## Stated exercise:
Copy each line below in which the word "запросы" occurs.

----------

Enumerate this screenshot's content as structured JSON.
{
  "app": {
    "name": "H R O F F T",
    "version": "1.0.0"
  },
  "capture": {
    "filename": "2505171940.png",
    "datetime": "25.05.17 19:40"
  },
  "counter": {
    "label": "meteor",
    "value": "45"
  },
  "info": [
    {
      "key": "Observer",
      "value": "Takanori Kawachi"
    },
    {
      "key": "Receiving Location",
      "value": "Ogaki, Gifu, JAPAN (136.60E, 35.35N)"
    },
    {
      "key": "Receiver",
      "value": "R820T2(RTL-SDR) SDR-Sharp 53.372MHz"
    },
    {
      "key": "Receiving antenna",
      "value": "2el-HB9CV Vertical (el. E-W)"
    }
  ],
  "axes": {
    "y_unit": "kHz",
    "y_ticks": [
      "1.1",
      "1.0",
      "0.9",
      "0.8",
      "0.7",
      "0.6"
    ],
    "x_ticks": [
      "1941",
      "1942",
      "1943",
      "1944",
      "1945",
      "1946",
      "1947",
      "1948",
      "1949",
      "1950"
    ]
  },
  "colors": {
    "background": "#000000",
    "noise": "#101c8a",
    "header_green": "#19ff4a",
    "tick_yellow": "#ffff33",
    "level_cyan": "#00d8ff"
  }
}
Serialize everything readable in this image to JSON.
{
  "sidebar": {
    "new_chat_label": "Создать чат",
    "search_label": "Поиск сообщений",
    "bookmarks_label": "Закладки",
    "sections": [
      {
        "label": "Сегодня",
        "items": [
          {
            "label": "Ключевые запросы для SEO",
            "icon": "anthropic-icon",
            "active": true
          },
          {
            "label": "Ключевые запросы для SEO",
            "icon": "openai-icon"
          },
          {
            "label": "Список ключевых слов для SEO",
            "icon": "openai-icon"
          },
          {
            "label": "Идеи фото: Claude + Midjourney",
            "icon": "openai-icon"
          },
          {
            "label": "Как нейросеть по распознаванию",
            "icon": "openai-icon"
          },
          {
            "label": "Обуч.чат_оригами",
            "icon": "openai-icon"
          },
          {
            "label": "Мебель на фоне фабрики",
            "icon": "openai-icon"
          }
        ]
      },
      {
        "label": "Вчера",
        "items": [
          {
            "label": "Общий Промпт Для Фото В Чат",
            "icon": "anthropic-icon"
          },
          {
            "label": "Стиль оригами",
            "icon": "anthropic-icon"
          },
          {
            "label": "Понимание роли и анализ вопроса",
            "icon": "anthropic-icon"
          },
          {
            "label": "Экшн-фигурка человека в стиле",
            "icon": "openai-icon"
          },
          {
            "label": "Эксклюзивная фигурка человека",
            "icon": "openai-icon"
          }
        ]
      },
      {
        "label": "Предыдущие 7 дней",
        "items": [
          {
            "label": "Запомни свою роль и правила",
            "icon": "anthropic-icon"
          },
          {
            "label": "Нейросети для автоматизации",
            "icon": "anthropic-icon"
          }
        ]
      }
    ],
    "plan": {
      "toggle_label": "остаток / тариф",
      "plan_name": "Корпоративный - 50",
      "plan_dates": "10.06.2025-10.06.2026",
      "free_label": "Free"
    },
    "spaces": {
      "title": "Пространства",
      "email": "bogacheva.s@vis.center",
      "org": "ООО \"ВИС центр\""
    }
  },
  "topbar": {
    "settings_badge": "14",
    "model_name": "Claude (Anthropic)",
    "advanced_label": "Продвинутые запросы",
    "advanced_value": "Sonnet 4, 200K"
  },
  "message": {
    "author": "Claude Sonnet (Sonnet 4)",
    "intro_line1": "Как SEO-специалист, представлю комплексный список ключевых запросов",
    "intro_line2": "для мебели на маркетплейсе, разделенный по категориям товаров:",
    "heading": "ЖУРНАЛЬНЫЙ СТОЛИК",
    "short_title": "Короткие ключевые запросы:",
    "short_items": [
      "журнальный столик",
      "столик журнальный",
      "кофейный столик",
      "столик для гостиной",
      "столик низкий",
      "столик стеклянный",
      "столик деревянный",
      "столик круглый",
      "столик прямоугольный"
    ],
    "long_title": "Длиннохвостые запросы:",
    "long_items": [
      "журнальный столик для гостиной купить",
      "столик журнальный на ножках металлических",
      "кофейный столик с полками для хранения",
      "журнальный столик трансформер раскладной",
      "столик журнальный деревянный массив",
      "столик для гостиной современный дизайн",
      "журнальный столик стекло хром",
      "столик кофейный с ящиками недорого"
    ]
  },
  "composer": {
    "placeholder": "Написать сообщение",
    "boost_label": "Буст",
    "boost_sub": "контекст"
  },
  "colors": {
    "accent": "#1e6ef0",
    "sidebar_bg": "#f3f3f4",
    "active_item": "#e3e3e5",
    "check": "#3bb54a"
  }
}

----------

## Reply to the exercise:
            "label": "Ключевые запросы для SEO",
            "label": "Ключевые запросы для SEO",
    "advanced_label": "Продвинутые запросы",
    "short_title": "Короткие ключевые запросы:",
    "long_title": "Длиннохвостые запросы:",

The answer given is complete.